======== Extracted entries ========

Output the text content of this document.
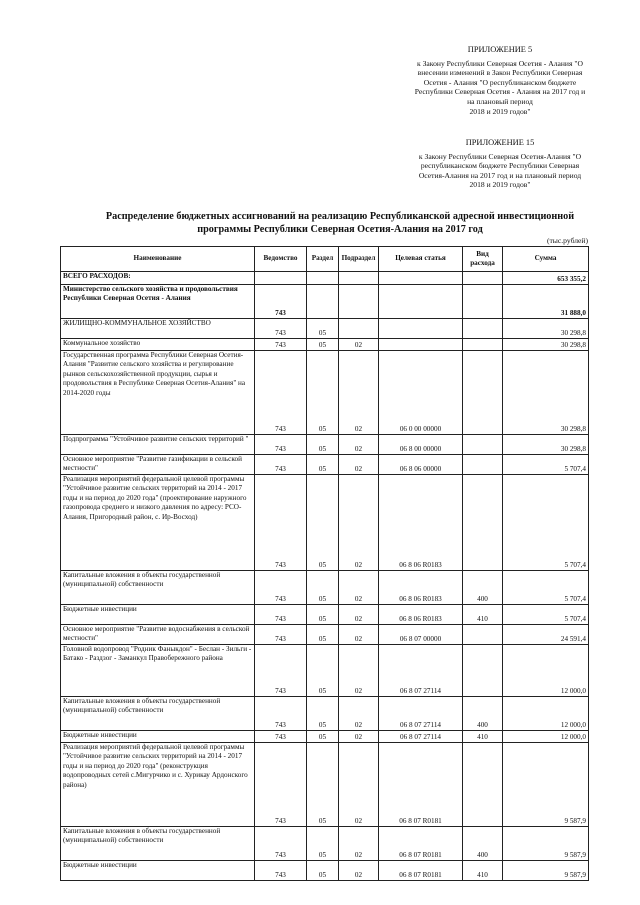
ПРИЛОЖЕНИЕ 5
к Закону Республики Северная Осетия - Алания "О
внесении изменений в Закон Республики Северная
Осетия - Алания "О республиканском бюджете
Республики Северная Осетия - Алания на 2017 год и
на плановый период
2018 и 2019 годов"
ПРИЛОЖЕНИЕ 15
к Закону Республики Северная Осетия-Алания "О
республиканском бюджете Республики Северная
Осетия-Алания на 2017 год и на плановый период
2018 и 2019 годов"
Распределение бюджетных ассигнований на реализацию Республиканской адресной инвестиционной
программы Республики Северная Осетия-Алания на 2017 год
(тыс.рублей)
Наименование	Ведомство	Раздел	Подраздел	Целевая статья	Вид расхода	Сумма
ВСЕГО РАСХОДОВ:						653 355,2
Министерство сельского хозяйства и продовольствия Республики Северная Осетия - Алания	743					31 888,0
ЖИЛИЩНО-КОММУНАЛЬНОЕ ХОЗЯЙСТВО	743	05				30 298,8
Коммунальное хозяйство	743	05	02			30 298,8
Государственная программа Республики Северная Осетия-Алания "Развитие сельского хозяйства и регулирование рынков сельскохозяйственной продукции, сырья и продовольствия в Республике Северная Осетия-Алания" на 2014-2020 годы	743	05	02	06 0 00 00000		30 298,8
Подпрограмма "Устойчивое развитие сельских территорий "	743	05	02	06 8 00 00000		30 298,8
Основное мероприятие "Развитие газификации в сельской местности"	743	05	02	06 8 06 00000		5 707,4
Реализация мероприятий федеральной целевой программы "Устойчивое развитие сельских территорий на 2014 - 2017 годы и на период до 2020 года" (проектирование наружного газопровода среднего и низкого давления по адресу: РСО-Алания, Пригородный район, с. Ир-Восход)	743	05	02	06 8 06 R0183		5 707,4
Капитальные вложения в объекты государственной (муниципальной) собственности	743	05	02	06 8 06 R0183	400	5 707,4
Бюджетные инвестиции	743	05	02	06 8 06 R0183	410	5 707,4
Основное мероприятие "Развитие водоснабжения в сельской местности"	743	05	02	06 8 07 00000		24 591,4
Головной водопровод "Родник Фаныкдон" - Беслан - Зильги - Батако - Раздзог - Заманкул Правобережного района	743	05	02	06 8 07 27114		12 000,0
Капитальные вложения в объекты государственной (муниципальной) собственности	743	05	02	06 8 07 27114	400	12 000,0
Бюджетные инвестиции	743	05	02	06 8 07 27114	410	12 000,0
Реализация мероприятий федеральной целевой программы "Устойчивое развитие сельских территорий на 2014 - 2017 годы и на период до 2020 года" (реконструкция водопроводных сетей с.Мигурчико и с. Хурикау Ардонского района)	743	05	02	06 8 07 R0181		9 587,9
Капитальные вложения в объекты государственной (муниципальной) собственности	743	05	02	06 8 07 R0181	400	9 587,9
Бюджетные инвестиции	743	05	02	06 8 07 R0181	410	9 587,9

========
======== Extracted entries ========

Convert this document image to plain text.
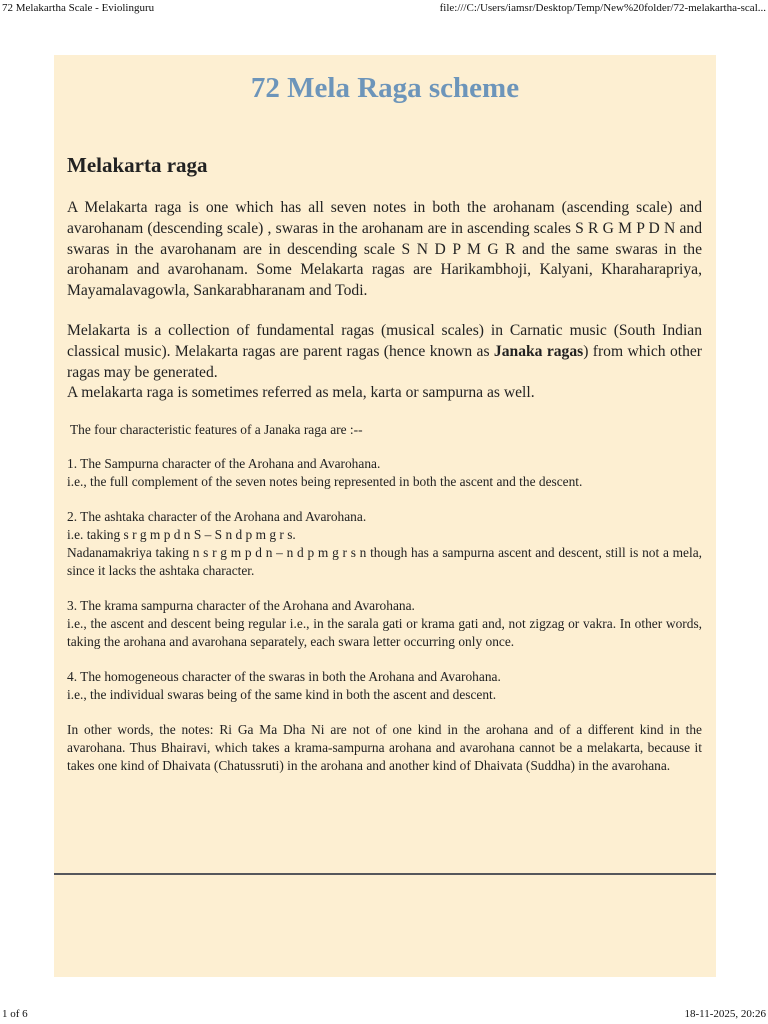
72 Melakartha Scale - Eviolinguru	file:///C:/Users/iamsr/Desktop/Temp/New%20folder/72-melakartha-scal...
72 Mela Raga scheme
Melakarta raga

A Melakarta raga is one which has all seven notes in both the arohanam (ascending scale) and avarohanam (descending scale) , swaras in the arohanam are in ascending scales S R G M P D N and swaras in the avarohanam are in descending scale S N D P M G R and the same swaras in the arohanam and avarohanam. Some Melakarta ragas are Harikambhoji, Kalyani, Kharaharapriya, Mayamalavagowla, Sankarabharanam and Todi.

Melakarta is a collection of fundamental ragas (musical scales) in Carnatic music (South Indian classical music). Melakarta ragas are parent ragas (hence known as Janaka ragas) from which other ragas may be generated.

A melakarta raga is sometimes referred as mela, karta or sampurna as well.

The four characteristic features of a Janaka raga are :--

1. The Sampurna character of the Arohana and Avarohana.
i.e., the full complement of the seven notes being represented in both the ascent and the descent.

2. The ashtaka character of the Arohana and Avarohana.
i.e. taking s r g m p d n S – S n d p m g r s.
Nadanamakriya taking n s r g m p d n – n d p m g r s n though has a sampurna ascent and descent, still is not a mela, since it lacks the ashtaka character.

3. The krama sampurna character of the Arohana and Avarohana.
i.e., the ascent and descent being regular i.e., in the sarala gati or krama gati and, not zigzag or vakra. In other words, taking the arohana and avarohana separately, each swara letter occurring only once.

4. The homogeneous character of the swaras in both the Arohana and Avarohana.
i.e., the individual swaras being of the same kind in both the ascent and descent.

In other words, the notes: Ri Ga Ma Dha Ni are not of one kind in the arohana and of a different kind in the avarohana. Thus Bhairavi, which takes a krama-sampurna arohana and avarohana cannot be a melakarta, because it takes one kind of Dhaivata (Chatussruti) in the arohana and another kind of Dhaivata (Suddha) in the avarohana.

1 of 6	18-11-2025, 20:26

========
======== Extracted entries ========

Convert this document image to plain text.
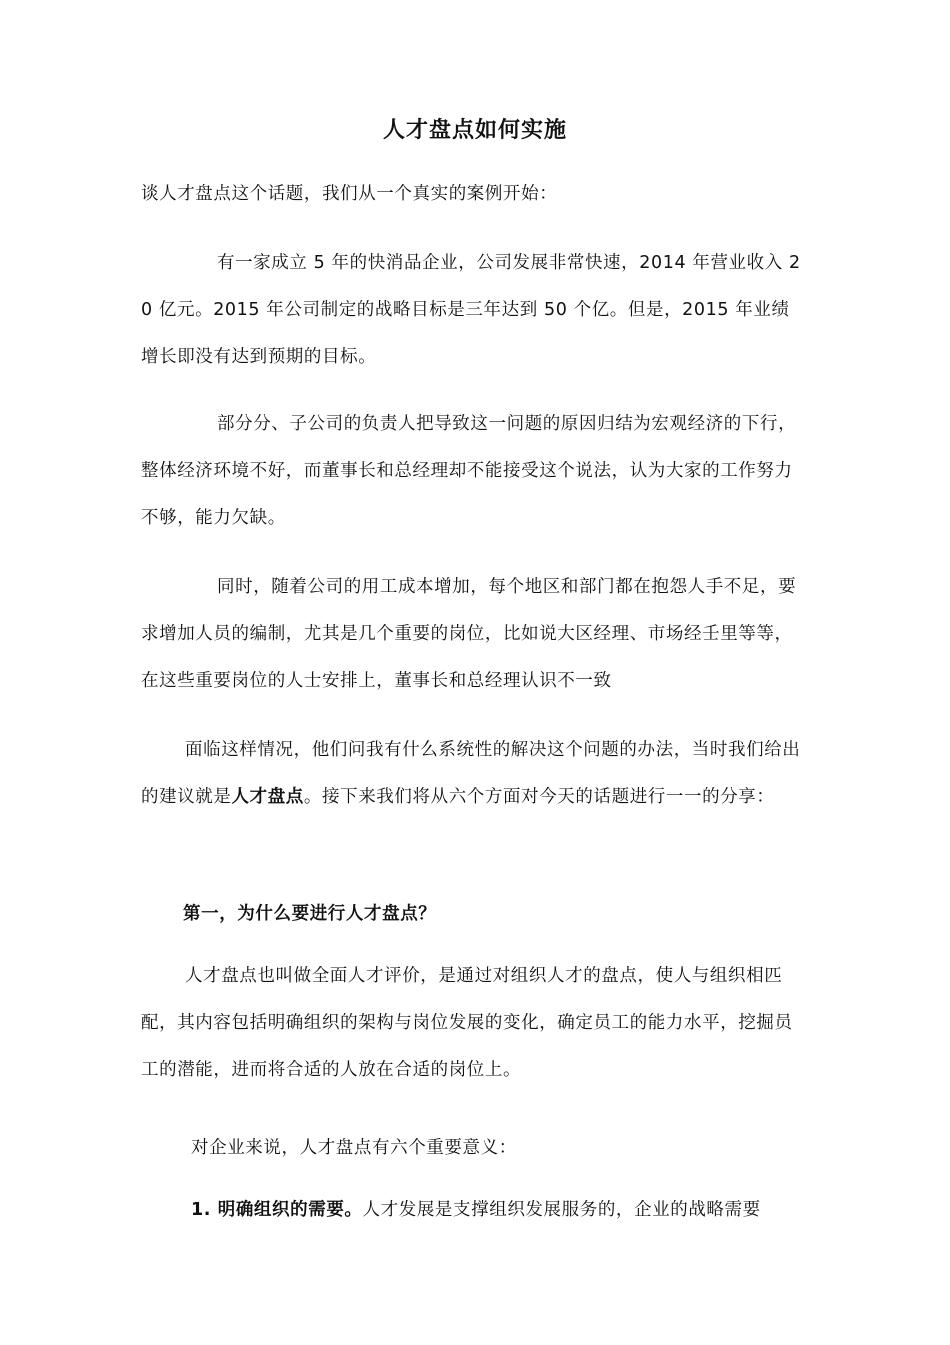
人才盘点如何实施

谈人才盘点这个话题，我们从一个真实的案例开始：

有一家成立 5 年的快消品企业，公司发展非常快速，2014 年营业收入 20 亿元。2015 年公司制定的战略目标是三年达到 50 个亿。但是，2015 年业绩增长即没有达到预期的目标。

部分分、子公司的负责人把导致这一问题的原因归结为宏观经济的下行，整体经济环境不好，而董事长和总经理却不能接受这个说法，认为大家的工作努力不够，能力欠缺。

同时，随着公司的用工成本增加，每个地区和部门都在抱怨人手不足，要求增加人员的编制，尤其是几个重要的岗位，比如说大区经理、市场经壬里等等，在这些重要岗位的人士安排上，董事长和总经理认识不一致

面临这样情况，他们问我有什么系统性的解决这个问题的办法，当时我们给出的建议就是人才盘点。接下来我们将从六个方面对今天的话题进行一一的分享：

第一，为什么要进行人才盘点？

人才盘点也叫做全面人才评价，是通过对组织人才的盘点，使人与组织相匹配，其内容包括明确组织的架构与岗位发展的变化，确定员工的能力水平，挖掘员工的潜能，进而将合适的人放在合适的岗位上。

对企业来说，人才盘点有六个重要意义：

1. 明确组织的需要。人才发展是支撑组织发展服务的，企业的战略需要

========

Using the listing, copy every line where the word "Janaka" shows up.

Melakarta is a collection of fundamental ragas (musical scales) in Carnatic music (South Indian classical music). Melakarta ragas are parent ragas (hence known as Janaka ragas) from which other ragas may be generated.
The four characteristic features of a Janaka raga are :--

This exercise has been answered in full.